Task prompt.
Can you retype every record below exactly as written?

----------------------------------------

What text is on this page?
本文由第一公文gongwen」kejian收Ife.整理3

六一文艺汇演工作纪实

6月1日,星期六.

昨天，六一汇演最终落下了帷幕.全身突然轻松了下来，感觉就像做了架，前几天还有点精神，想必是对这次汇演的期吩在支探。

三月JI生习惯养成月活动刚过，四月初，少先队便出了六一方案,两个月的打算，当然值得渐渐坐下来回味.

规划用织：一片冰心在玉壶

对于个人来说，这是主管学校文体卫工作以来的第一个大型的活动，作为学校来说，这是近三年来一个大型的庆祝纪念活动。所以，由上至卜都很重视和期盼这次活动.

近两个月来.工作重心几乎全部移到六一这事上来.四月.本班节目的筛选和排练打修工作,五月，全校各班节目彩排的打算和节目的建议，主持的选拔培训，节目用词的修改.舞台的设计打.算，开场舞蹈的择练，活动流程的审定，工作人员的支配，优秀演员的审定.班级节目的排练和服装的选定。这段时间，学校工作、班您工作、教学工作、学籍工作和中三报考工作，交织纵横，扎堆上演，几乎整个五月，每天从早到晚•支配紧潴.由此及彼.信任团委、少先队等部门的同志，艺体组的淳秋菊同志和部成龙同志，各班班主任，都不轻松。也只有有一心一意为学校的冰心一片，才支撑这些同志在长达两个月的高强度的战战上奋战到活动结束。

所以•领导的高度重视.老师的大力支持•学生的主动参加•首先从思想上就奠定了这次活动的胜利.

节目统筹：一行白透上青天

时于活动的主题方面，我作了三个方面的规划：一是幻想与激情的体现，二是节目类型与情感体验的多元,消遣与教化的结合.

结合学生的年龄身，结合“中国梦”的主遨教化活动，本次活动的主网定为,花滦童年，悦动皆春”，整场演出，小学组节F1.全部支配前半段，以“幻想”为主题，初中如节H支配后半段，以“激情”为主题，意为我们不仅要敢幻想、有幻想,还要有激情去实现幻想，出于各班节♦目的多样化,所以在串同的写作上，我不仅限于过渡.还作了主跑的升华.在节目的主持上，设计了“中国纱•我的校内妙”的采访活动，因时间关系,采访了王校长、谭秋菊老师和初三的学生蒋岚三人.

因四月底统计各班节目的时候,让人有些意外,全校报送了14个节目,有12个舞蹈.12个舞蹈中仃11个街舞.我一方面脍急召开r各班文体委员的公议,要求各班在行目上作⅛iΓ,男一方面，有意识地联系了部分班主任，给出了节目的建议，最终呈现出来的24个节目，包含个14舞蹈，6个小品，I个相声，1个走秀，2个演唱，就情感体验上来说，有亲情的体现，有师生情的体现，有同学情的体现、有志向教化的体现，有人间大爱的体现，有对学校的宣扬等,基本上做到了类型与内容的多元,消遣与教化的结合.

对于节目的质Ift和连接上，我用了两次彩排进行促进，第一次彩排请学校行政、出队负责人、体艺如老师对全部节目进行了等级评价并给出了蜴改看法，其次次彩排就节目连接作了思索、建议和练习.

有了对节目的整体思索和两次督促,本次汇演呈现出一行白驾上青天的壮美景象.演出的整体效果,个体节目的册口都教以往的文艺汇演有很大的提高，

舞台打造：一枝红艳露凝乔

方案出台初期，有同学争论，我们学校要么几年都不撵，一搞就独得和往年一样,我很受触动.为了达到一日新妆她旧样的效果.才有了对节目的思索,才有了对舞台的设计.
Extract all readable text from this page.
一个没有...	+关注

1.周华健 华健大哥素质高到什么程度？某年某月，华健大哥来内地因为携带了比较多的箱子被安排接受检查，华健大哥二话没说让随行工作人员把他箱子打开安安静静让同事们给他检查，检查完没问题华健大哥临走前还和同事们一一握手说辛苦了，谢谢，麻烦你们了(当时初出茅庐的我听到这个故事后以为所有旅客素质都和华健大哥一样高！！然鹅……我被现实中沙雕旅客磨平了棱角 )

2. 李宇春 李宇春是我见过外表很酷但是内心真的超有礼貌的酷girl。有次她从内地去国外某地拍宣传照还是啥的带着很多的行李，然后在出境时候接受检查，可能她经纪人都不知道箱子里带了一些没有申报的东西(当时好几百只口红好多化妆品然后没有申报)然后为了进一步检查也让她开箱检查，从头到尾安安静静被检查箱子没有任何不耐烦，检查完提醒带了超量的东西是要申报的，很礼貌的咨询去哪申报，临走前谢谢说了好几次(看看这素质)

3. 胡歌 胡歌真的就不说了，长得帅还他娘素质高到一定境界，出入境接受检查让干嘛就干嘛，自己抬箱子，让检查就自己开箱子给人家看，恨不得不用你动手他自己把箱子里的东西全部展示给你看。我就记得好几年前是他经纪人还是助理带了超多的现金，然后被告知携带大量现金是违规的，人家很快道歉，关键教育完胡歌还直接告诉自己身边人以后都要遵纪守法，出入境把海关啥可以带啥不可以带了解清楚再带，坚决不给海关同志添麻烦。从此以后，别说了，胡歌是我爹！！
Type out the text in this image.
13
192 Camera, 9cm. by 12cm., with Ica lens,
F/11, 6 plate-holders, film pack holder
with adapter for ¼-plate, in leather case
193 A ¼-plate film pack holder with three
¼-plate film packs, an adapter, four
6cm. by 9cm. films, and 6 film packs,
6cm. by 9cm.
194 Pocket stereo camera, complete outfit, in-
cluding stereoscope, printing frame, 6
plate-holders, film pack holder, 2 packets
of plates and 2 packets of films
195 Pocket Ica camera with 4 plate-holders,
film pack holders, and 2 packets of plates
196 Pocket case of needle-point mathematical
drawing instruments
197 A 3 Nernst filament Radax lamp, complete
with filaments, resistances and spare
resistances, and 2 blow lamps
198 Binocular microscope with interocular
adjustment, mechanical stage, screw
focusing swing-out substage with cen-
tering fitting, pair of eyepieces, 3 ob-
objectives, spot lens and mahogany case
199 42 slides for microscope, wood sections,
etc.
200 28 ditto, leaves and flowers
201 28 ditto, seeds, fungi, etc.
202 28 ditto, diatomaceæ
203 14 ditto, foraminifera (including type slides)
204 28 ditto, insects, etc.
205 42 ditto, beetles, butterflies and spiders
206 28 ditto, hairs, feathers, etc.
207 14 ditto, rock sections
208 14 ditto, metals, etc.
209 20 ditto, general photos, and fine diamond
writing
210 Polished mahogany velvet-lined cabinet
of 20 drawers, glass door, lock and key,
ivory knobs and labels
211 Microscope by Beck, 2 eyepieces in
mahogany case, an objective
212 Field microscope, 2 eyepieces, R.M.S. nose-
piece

----------------------------------------

Response to this exercise.
What text is on this page?
本文由第一公文gongwen」kejian收Ife.整理3

六一文艺汇演工作纪实

6月1日,星期六.

昨天，六一汇演最终落下了帷幕.全身突然轻松了下来，感觉就像做了架，前几天还有点精神，想必是对这次汇演的期吩在支探。

三月JI生习惯养成月活动刚过，四月初，少先队便出了六一方案,两个月的打算，当然值得渐渐坐下来回味.

规划用织：一片冰心在玉壶

对于个人来说，这是主管学校文体卫工作以来的第一个大型的活动，作为学校来说，这是近三年来一个大型的庆祝纪念活动。所以，由上至卜都很重视和期盼这次活动.

近两个月来.工作重心几乎全部移到六一这事上来.四月.本班节目的筛选和排练打修工作,五月，全校各班节目彩排的打算和节目的建议，主持的选拔培训，节目用词的修改.舞台的设计打.算，开场舞蹈的择练，活动流程的审定，工作人员的支配，优秀演员的审定.班级节目的排练和服装的选定。这段时间，学校工作、班您工作、教学工作、学籍工作和中三报考工作，交织纵横，扎堆上演，几乎整个五月，每天从早到晚•支配紧潴.由此及彼.信任团委、少先队等部门的同志，艺体组的淳秋菊同志和部成龙同志，各班班主任，都不轻松。也只有有一心一意为学校的冰心一片，才支撑这些同志在长达两个月的高强度的战战上奋战到活动结束。

所以•领导的高度重视.老师的大力支持•学生的主动参加•首先从思想上就奠定了这次活动的胜利.

节目统筹：一行白透上青天

时于活动的主题方面，我作了三个方面的规划：一是幻想与激情的体现，二是节目类型与情感体验的多元,消遣与教化的结合.

结合学生的年龄身，结合“中国梦”的主遨教化活动，本次活动的主网定为,花滦童年，悦动皆春”，整场演出，小学组节F1.全部支配前半段，以“幻想”为主题，初中如节H支配后半段，以“激情”为主题，意为我们不仅要敢幻想、有幻想,还要有激情去实现幻想，出于各班节♦目的多样化,所以在串同的写作上，我不仅限于过渡.还作了主跑的升华.在节目的主持上，设计了“中国纱•我的校内妙”的采访活动，因时间关系,采访了王校长、谭秋菊老师和初三的学生蒋岚三人.

因四月底统计各班节目的时候,让人有些意外,全校报送了14个节目,有12个舞蹈.12个舞蹈中仃11个街舞.我一方面脍急召开r各班文体委员的公议,要求各班在行目上作⅛iΓ,男一方面，有意识地联系了部分班主任，给出了节目的建议，最终呈现出来的24个节目，包含个14舞蹈，6个小品，I个相声，1个走秀，2个演唱，就情感体验上来说，有亲情的体现，有师生情的体现，有同学情的体现、有志向教化的体现，有人间大爱的体现，有对学校的宣扬等,基本上做到了类型与内容的多元,消遣与教化的结合.

对于节目的质Ift和连接上，我用了两次彩排进行促进，第一次彩排请学校行政、出队负责人、体艺如老师对全部节目进行了等级评价并给出了蜴改看法，其次次彩排就节目连接作了思索、建议和练习.

有了对节目的整体思索和两次督促,本次汇演呈现出一行白驾上青天的壮美景象.演出的整体效果,个体节目的册口都教以往的文艺汇演有很大的提高，

舞台打造：一枝红艳露凝乔

方案出台初期，有同学争论，我们学校要么几年都不撵，一搞就独得和往年一样,我很受触动.为了达到一日新妆她旧样的效果.才有了对节目的思索,才有了对舞台的设计.
Extract all readable text from this page.
一个没有...	+关注

1.周华健 华健大哥素质高到什么程度？某年某月，华健大哥来内地因为携带了比较多的箱子被安排接受检查，华健大哥二话没说让随行工作人员把他箱子打开安安静静让同事们给他检查，检查完没问题华健大哥临走前还和同事们一一握手说辛苦了，谢谢，麻烦你们了(当时初出茅庐的我听到这个故事后以为所有旅客素质都和华健大哥一样高！！然鹅……我被现实中沙雕旅客磨平了棱角 )

2. 李宇春 李宇春是我见过外表很酷但是内心真的超有礼貌的酷girl。有次她从内地去国外某地拍宣传照还是啥的带着很多的行李，然后在出境时候接受检查，可能她经纪人都不知道箱子里带了一些没有申报的东西(当时好几百只口红好多化妆品然后没有申报)然后为了进一步检查也让她开箱检查，从头到尾安安静静被检查箱子没有任何不耐烦，检查完提醒带了超量的东西是要申报的，很礼貌的咨询去哪申报，临走前谢谢说了好几次(看看这素质)

3. 胡歌 胡歌真的就不说了，长得帅还他娘素质高到一定境界，出入境接受检查让干嘛就干嘛，自己抬箱子，让检查就自己开箱子给人家看，恨不得不用你动手他自己把箱子里的东西全部展示给你看。我就记得好几年前是他经纪人还是助理带了超多的现金，然后被告知携带大量现金是违规的，人家很快道歉，关键教育完胡歌还直接告诉自己身边人以后都要遵纪守法，出入境把海关啥可以带啥不可以带了解清楚再带，坚决不给海关同志添麻烦。从此以后，别说了，胡歌是我爹！！
Type out the text in this image.
13
192 Camera, 9cm. by 12cm., with Ica lens,
F/11, 6 plate-holders, film pack holder
with adapter for ¼-plate, in leather case
193 A ¼-plate film pack holder with three
¼-plate film packs, an adapter, four
6cm. by 9cm. films, and 6 film packs,
6cm. by 9cm.
194 Pocket stereo camera, complete outfit, in-
cluding stereoscope, printing frame, 6
plate-holders, film pack holder, 2 packets
of plates and 2 packets of films
195 Pocket Ica camera with 4 plate-holders,
film pack holders, and 2 packets of plates
196 Pocket case of needle-point mathematical
drawing instruments
197 A 3 Nernst filament Radax lamp, complete
with filaments, resistances and spare
resistances, and 2 blow lamps
198 Binocular microscope with interocular
adjustment, mechanical stage, screw
focusing swing-out substage with cen-
tering fitting, pair of eyepieces, 3 ob-
objectives, spot lens and mahogany case
199 42 slides for microscope, wood sections,
etc.
200 28 ditto, leaves and flowers
201 28 ditto, seeds, fungi, etc.
202 28 ditto, diatomaceæ
203 14 ditto, foraminifera (including type slides)
204 28 ditto, insects, etc.
205 42 ditto, beetles, butterflies and spiders
206 28 ditto, hairs, feathers, etc.
207 14 ditto, rock sections
208 14 ditto, metals, etc.
209 20 ditto, general photos, and fine diamond
writing
210 Polished mahogany velvet-lined cabinet
of 20 drawers, glass door, lock and key,
ivory knobs and labels
211 Microscope by Beck, 2 eyepieces in
mahogany case, an objective
212 Field microscope, 2 eyepieces, R.M.S. nose-
piece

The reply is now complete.